* Data section *
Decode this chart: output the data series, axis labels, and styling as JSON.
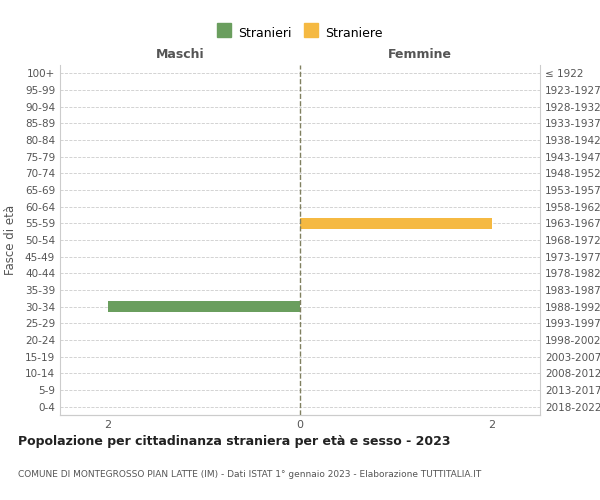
{
  "age_groups": [
    "100+",
    "95-99",
    "90-94",
    "85-89",
    "80-84",
    "75-79",
    "70-74",
    "65-69",
    "60-64",
    "55-59",
    "50-54",
    "45-49",
    "40-44",
    "35-39",
    "30-34",
    "25-29",
    "20-24",
    "15-19",
    "10-14",
    "5-9",
    "0-4"
  ],
  "birth_years": [
    "≤ 1922",
    "1923-1927",
    "1928-1932",
    "1933-1937",
    "1938-1942",
    "1943-1947",
    "1948-1952",
    "1953-1957",
    "1958-1962",
    "1963-1967",
    "1968-1972",
    "1973-1977",
    "1978-1982",
    "1983-1987",
    "1988-1992",
    "1993-1997",
    "1998-2002",
    "2003-2007",
    "2008-2012",
    "2013-2017",
    "2018-2022"
  ],
  "maschi_values": [
    0,
    0,
    0,
    0,
    0,
    0,
    0,
    0,
    0,
    0,
    0,
    0,
    0,
    0,
    2,
    0,
    0,
    0,
    0,
    0,
    0
  ],
  "femmine_values": [
    0,
    0,
    0,
    0,
    0,
    0,
    0,
    0,
    0,
    2,
    0,
    0,
    0,
    0,
    0,
    0,
    0,
    0,
    0,
    0,
    0
  ],
  "maschi_color": "#6a9e5e",
  "femmine_color": "#f5b942",
  "legend_maschi": "Stranieri",
  "legend_femmine": "Straniere",
  "title": "Popolazione per cittadinanza straniera per età e sesso - 2023",
  "subtitle": "COMUNE DI MONTEGROSSO PIAN LATTE (IM) - Dati ISTAT 1° gennaio 2023 - Elaborazione TUTTITALIA.IT",
  "xlabel_left": "Maschi",
  "xlabel_right": "Femmine",
  "ylabel_left": "Fasce di età",
  "xlim": 2.5,
  "background_color": "#ffffff",
  "grid_color": "#cccccc",
  "dashed_center_color": "#808060",
  "legend_marker_color_maschi": "#6a9e5e",
  "legend_marker_color_femmine": "#f5b942",
  "axis_label_color": "#555555",
  "tick_color": "#555555"
}
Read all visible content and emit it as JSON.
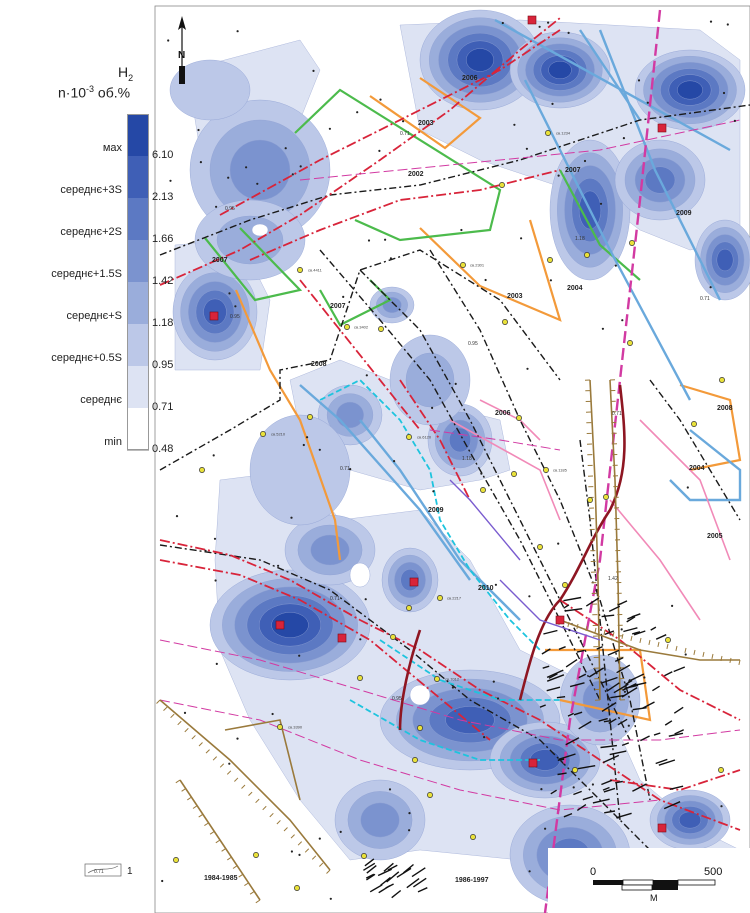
{
  "legend": {
    "title_element": "H",
    "title_subscript": "2",
    "unit_prefix": "n·10",
    "unit_exponent": "-3",
    "unit_suffix": " об.%",
    "classes": [
      {
        "label": "мах",
        "value": "6.10",
        "color": "#2548a6"
      },
      {
        "label": "середнє+3S",
        "value": "2.13",
        "color": "#3f5fb6"
      },
      {
        "label": "середнє+2S",
        "value": "1.66",
        "color": "#5c79c3"
      },
      {
        "label": "середнє+1.5S",
        "value": "1.42",
        "color": "#7b93cf"
      },
      {
        "label": "середнє+S",
        "value": "1.18",
        "color": "#9aaddb"
      },
      {
        "label": "середнє+0.5S",
        "value": "0.95",
        "color": "#bcc8e8"
      },
      {
        "label": "середнє",
        "value": "0.71",
        "color": "#dde3f3"
      },
      {
        "label": "min",
        "value": "0.48",
        "color": "#ffffff"
      }
    ]
  },
  "north_label": "N",
  "scale_bar": {
    "start": "0",
    "end": "500",
    "unit": "M"
  },
  "key_item": {
    "sample": "0.71",
    "number": "1"
  },
  "survey_years": [
    "2006",
    "2003",
    "2002",
    "2007",
    "2009",
    "2007",
    "2007",
    "2004",
    "2003",
    "2008",
    "2006",
    "2008",
    "2004",
    "2005",
    "2009",
    "2010",
    "1984-1985",
    "1986-1997"
  ],
  "contour_labels": [
    "0.71",
    "0.95",
    "1.18",
    "0.71",
    "0.95",
    "0.71",
    "1.42",
    "0.71",
    "0.95",
    "0.71",
    "0.95",
    "1.18"
  ],
  "well_labels": [
    "св.1234",
    "св.2301",
    "св.4411",
    "св.3402",
    "св.5210",
    "св.6120",
    "св.1185",
    "св.2217",
    "св.7012",
    "св.3390"
  ],
  "colors": {
    "fault_black": "#1a1a1a",
    "fault_red": "#d8243a",
    "magenta_dash": "#d23aa2",
    "orange": "#f39a3a",
    "green": "#4cbb4c",
    "light_blue": "#6aa9dc",
    "cyan": "#1ec4de",
    "dark_red": "#8e1622",
    "olive": "#9a7a3c",
    "pink": "#f18ab8",
    "purple": "#7a5ccf"
  }
}
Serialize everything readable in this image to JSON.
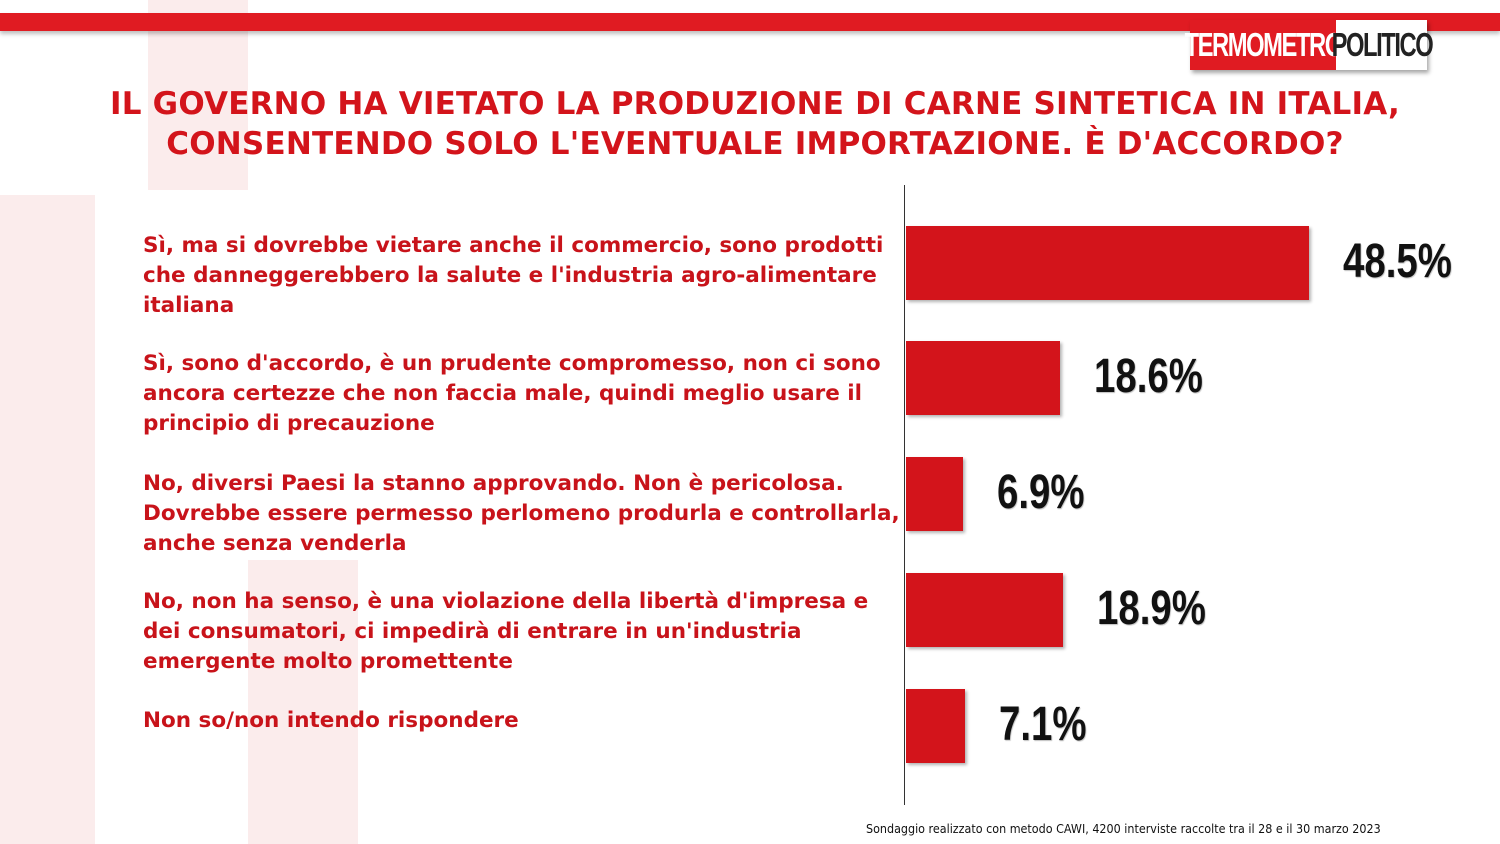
{
  "brand": {
    "logo_left": "TERMOMETRO",
    "logo_right": "POLITICO",
    "colors": {
      "accent": "#e01b22",
      "bar": "#d3141b",
      "label_text": "#c8131a"
    }
  },
  "chart_data": {
    "type": "bar",
    "orientation": "horizontal",
    "title": "IL GOVERNO HA VIETATO LA PRODUZIONE DI CARNE SINTETICA IN ITALIA, CONSENTENDO SOLO L'EVENTUALE IMPORTAZIONE. È D'ACCORDO?",
    "categories": [
      "Sì, ma si dovrebbe vietare anche il commercio, sono prodotti che danneggerebbero la salute e l'industria agro-alimentare italiana",
      "Sì, sono d'accordo, è un prudente compromesso, non ci sono ancora certezze che non faccia male, quindi meglio usare il principio di precauzione",
      "No, diversi Paesi la stanno approvando. Non è pericolosa. Dovrebbe essere permesso perlomeno produrla e controllarla, anche senza venderla",
      "No, non ha senso, è una violazione della libertà  d'impresa e dei consumatori, ci impedirà  di entrare in un'industria emergente molto promettente",
      "Non so/non intendo rispondere"
    ],
    "values": [
      48.5,
      18.6,
      6.9,
      18.9,
      7.1
    ],
    "value_labels": [
      "48.5%",
      "18.6%",
      "6.9%",
      "18.9%",
      "7.1%"
    ],
    "unit": "%",
    "xlim": [
      0,
      100
    ],
    "grid": false,
    "legend": "none"
  },
  "footer": "Sondaggio realizzato con metodo CAWI, 4200 interviste raccolte tra il 28 e il 30 marzo 2023"
}
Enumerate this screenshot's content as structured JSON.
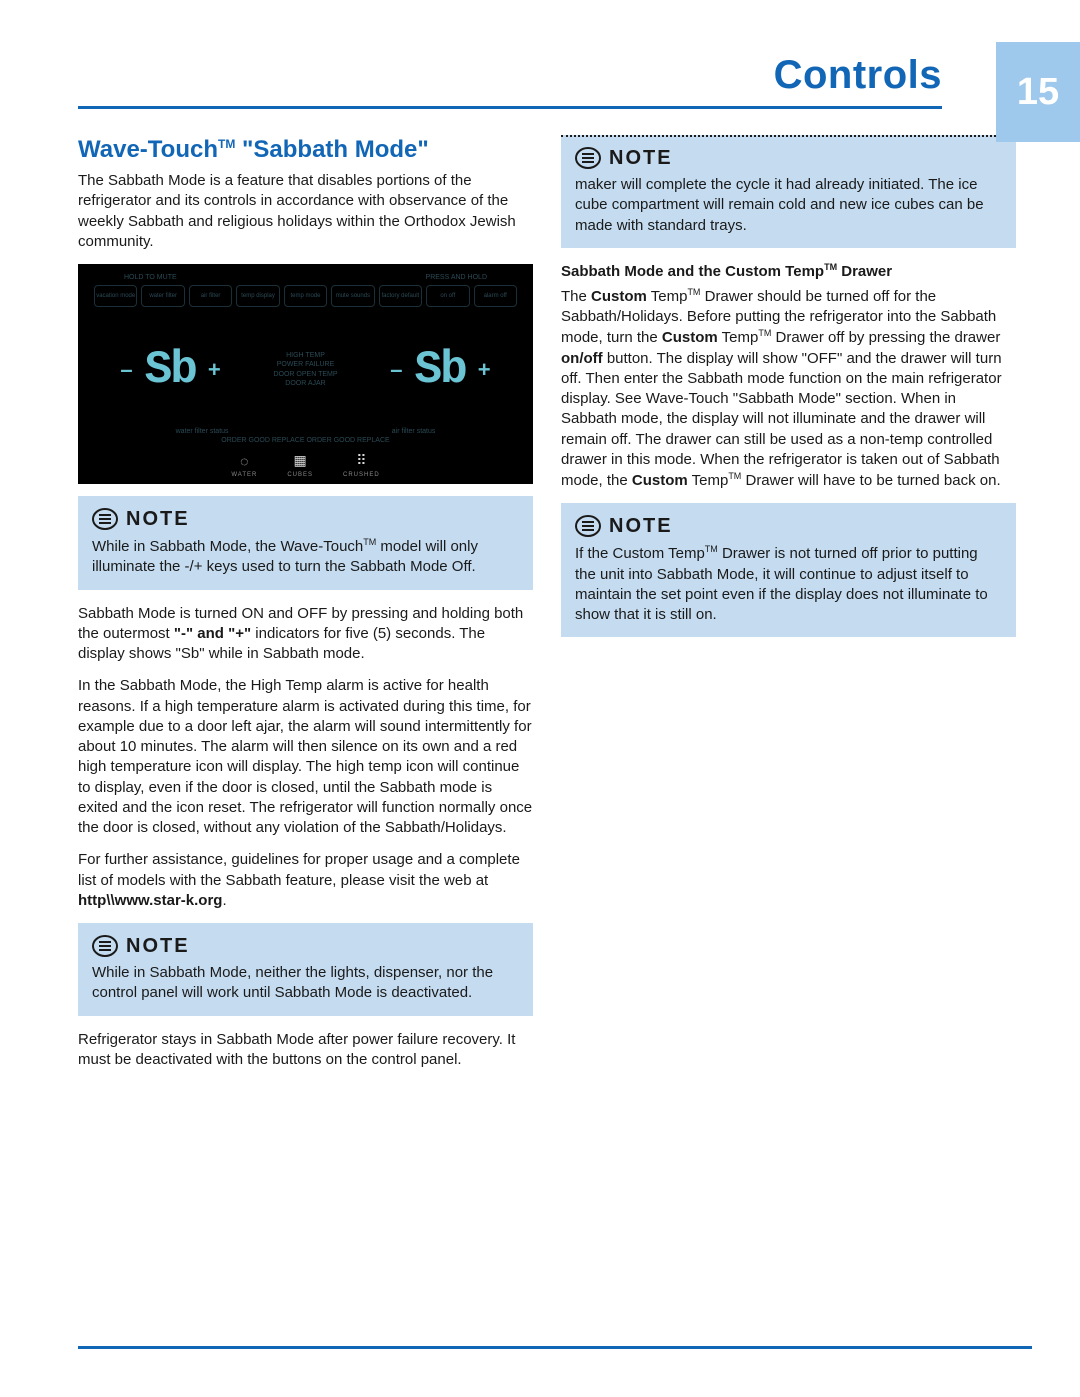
{
  "header": {
    "title": "Controls",
    "page_number": "15",
    "accent_color": "#1266b6",
    "tab_bg": "#9ec8ec"
  },
  "left_column": {
    "section_title_pre": "Wave-Touch",
    "section_title_tm": "TM",
    "section_title_post": " \"Sabbath Mode\"",
    "intro": "The Sabbath Mode is a feature that disables portions of the refrigerator and its controls in accordance with observance of the weekly Sabbath and religious holidays within the Orthodox Jewish community.",
    "panel": {
      "top_left": "HOLD TO MUTE",
      "top_right": "PRESS AND HOLD",
      "buttons": [
        "vacation mode",
        "water filter",
        "air filter",
        "temp display",
        "temp mode",
        "mute sounds",
        "factory default",
        "on off",
        "alarm off"
      ],
      "mid_label_lines": [
        "HIGH TEMP",
        "POWER FAILURE",
        "DOOR OPEN TEMP",
        "DOOR AJAR"
      ],
      "sb": "Sb",
      "minus": "–",
      "plus": "+",
      "status_left": "water filter status",
      "status_right": "air filter status",
      "status_words": "ORDER GOOD REPLACE ORDER GOOD REPLACE",
      "dispenser": {
        "water": "WATER",
        "cubes": "CUBES",
        "crushed": "CRUSHED"
      }
    },
    "note1": {
      "label": "NOTE",
      "text_pre": "While in Sabbath Mode, the Wave-Touch",
      "text_tm": "TM",
      "text_post": " model will only illuminate the -/+ keys used to turn the Sabbath Mode Off."
    },
    "para2_a": "Sabbath Mode is turned ON and OFF by pressing and holding both the outermost ",
    "para2_b_bold": "\"-\" and \"+\"",
    "para2_c": " indicators for five (5) seconds. The display shows \"Sb\"  while in Sabbath mode.",
    "para3": "In the Sabbath Mode, the High Temp alarm is active for health reasons. If a high temperature alarm is activated during this time, for example due to a door left ajar, the alarm will sound intermittently for about 10 minutes.  The alarm will then silence on its own and a red high temperature icon will display. The high temp icon will continue to display, even if the door is closed, until the Sabbath mode is exited and the icon reset. The refrigerator will function normally once the door is closed, without any violation of the Sabbath/Holidays.",
    "para4_a": "For further assistance, guidelines for proper usage and a complete list of models with the Sabbath feature, please visit the web at ",
    "para4_b_bold": "http\\\\www.star-k.org",
    "para4_c": ".",
    "note2": {
      "label": "NOTE",
      "text": "While in Sabbath Mode, neither the lights, dispenser, nor the control panel will work until Sabbath Mode is deactivated."
    },
    "para5": "Refrigerator stays in Sabbath Mode after power failure recovery.  It must be deactivated with the buttons on the control panel."
  },
  "right_column": {
    "note3": {
      "label": "NOTE",
      "text": "maker will complete the cycle it had already initiated.  The ice cube compartment will remain cold and new ice cubes can be made with standard trays."
    },
    "subhead_a": "Sabbath Mode and the Custom Temp",
    "subhead_tm": "TM",
    "subhead_b": " Drawer",
    "para6": "The Custom TempTM Drawer should be turned off for the Sabbath/Holidays.  Before putting the refrigerator into the Sabbath mode, turn the Custom TempTM Drawer off by pressing the drawer on/off button.  The display will show \"OFF\" and the drawer will turn off.  Then enter the Sabbath mode function on the main refrigerator display.  See Wave-Touch \"Sabbath Mode\" section.  When in Sabbath mode, the display will not illuminate and the drawer will remain off.  The drawer can still be used as a non-temp controlled drawer in this mode. When the refrigerator is taken out of Sabbath mode, the Custom TempTM Drawer will have to be turned back on.",
    "note4": {
      "label": "NOTE",
      "text": "If the Custom TempTM Drawer is not turned off prior to putting the unit into Sabbath Mode, it will continue to adjust itself to maintain the set point even if the display does not illuminate to show that it is still on."
    }
  }
}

* Given problem *
Look through the entries above and count each line holding "display"; report the count alone.

* Problem solution *
5